■ Extracted information
----

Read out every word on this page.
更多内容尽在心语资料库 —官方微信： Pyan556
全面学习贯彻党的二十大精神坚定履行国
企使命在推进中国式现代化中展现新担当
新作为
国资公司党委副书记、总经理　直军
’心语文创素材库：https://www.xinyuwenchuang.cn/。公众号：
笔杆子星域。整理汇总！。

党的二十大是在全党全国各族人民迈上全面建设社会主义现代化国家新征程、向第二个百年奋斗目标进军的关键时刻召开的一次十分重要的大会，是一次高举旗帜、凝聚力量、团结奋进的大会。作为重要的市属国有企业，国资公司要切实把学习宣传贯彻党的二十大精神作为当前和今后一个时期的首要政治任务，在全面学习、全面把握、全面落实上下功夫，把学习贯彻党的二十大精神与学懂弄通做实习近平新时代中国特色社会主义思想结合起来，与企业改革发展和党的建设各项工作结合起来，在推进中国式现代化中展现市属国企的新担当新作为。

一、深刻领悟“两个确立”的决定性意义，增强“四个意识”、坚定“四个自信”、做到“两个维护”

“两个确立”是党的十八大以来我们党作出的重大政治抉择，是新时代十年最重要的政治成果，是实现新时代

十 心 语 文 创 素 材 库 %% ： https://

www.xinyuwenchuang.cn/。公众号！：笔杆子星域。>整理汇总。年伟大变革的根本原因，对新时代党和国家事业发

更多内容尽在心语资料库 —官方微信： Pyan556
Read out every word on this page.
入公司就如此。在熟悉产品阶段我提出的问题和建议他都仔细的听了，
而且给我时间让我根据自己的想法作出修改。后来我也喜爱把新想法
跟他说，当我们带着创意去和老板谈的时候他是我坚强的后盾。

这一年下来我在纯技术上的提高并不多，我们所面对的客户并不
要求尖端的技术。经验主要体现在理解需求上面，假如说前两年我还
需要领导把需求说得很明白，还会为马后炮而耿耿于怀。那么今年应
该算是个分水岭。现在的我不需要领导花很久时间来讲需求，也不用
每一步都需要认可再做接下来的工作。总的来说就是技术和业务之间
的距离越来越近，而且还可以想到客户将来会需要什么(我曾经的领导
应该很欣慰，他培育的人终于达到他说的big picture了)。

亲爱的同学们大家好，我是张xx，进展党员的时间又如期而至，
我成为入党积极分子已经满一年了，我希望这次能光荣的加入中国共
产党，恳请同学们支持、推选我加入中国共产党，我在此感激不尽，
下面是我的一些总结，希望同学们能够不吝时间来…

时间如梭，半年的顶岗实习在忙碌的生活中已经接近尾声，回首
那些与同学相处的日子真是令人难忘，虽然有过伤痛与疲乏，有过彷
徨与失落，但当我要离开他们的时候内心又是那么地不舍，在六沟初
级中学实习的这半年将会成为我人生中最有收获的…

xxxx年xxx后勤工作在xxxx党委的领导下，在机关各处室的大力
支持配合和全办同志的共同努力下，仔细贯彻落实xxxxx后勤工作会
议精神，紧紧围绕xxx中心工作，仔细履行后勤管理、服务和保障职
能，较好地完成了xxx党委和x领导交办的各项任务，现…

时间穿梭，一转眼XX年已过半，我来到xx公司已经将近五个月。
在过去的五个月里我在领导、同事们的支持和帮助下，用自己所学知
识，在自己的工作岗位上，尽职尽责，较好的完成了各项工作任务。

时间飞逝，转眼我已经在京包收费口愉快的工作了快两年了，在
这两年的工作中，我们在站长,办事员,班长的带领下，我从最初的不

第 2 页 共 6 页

----

■ Task brief
Repeat every line of the records above exactly.

■ Finished answer
Read out every word on this page.
更多内容尽在心语资料库 —官方微信： Pyan556
全面学习贯彻党的二十大精神坚定履行国
企使命在推进中国式现代化中展现新担当
新作为
国资公司党委副书记、总经理　直军
’心语文创素材库：https://www.xinyuwenchuang.cn/。公众号：
笔杆子星域。整理汇总！。

党的二十大是在全党全国各族人民迈上全面建设社会主义现代化国家新征程、向第二个百年奋斗目标进军的关键时刻召开的一次十分重要的大会，是一次高举旗帜、凝聚力量、团结奋进的大会。作为重要的市属国有企业，国资公司要切实把学习宣传贯彻党的二十大精神作为当前和今后一个时期的首要政治任务，在全面学习、全面把握、全面落实上下功夫，把学习贯彻党的二十大精神与学懂弄通做实习近平新时代中国特色社会主义思想结合起来，与企业改革发展和党的建设各项工作结合起来，在推进中国式现代化中展现市属国企的新担当新作为。

一、深刻领悟“两个确立”的决定性意义，增强“四个意识”、坚定“四个自信”、做到“两个维护”

“两个确立”是党的十八大以来我们党作出的重大政治抉择，是新时代十年最重要的政治成果，是实现新时代

十 心 语 文 创 素 材 库 %% ： https://

www.xinyuwenchuang.cn/。公众号！：笔杆子星域。>整理汇总。年伟大变革的根本原因，对新时代党和国家事业发

更多内容尽在心语资料库 —官方微信： Pyan556
Read out every word on this page.
入公司就如此。在熟悉产品阶段我提出的问题和建议他都仔细的听了，
而且给我时间让我根据自己的想法作出修改。后来我也喜爱把新想法
跟他说，当我们带着创意去和老板谈的时候他是我坚强的后盾。

这一年下来我在纯技术上的提高并不多，我们所面对的客户并不
要求尖端的技术。经验主要体现在理解需求上面，假如说前两年我还
需要领导把需求说得很明白，还会为马后炮而耿耿于怀。那么今年应
该算是个分水岭。现在的我不需要领导花很久时间来讲需求，也不用
每一步都需要认可再做接下来的工作。总的来说就是技术和业务之间
的距离越来越近，而且还可以想到客户将来会需要什么(我曾经的领导
应该很欣慰，他培育的人终于达到他说的big picture了)。

亲爱的同学们大家好，我是张xx，进展党员的时间又如期而至，
我成为入党积极分子已经满一年了，我希望这次能光荣的加入中国共
产党，恳请同学们支持、推选我加入中国共产党，我在此感激不尽，
下面是我的一些总结，希望同学们能够不吝时间来…

时间如梭，半年的顶岗实习在忙碌的生活中已经接近尾声，回首
那些与同学相处的日子真是令人难忘，虽然有过伤痛与疲乏，有过彷
徨与失落，但当我要离开他们的时候内心又是那么地不舍，在六沟初
级中学实习的这半年将会成为我人生中最有收获的…

xxxx年xxx后勤工作在xxxx党委的领导下，在机关各处室的大力
支持配合和全办同志的共同努力下，仔细贯彻落实xxxxx后勤工作会
议精神，紧紧围绕xxx中心工作，仔细履行后勤管理、服务和保障职
能，较好地完成了xxx党委和x领导交办的各项任务，现…

时间穿梭，一转眼XX年已过半，我来到xx公司已经将近五个月。
在过去的五个月里我在领导、同事们的支持和帮助下，用自己所学知
识，在自己的工作岗位上，尽职尽责，较好的完成了各项工作任务。

时间飞逝，转眼我已经在京包收费口愉快的工作了快两年了，在
这两年的工作中，我们在站长,办事员,班长的带领下，我从最初的不

第 2 页 共 6 页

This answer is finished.